Il Comune di Capena adotta la cosiddetta “ordinanza antisprechi”.
Oggi, giovedì 16 aprile, il sindaco Roberto Barbetti con l’ordinanza numero 10 – CLICCA E LEGGI L’ORDINANZA - ha disposto a tutta la popolazione che fino al 30 settembre 2026 i prelievi dell’acqua dalla rete idrica di distribuzione comunale siano consentiti esclusivamente per i normali usi domestici e sanitari ovvero per tutte le attività regolarmente autorizzate che necessitino dell’uso dell’acqua potabile.
Col provvedimento viene inoltre vietato l’utilizzo improprio dell’acqua potabile proveniente dalla rete di distribuzione comunale per irrigare orti e giardini, per riempire piscine, anche mobili, fontane ornamentali, vasche da giardino, per il lavaggio privato di automobili e motocicli, per il lavaggio di aree cortilizie e piazzali e per qualunque uso ludico o che non sia quello alimentare domestico e per l’igiene personale.

* [DETTAGLI DEL COMPITO]: Indica fino a quale data, secondo l'estratto, i prelievi dell'acqua dalla rete idrica comunale sono consentiti solo per i normali usi domestici e sanitari.

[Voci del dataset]
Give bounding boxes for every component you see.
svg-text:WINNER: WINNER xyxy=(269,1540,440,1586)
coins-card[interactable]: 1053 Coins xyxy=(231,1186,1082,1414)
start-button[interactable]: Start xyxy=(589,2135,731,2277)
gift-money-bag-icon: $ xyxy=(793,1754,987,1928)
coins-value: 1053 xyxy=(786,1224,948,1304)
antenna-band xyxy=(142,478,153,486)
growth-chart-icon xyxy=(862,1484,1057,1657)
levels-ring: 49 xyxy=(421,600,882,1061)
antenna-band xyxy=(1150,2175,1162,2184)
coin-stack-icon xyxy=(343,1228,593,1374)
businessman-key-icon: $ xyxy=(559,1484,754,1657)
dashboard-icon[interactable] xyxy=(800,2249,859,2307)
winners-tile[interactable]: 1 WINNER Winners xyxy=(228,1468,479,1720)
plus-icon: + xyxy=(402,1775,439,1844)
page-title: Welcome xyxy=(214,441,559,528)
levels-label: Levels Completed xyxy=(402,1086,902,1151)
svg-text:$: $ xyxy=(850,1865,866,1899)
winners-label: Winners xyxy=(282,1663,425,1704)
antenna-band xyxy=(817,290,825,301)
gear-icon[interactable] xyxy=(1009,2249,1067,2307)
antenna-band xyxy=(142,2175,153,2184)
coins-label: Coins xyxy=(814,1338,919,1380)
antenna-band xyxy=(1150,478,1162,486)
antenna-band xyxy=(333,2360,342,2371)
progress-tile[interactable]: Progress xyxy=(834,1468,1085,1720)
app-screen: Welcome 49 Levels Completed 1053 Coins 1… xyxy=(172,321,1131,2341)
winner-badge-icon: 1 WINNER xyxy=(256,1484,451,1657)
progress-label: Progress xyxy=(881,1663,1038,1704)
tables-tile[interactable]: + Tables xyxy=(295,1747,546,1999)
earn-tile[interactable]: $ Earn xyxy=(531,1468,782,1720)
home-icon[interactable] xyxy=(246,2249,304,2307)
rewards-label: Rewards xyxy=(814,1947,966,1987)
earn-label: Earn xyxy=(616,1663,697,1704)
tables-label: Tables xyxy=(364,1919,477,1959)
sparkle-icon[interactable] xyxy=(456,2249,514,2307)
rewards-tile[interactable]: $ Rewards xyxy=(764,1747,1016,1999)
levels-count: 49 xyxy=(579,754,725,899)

* [RISULTATO ATTESO]: Fino al 30 settembre 2026.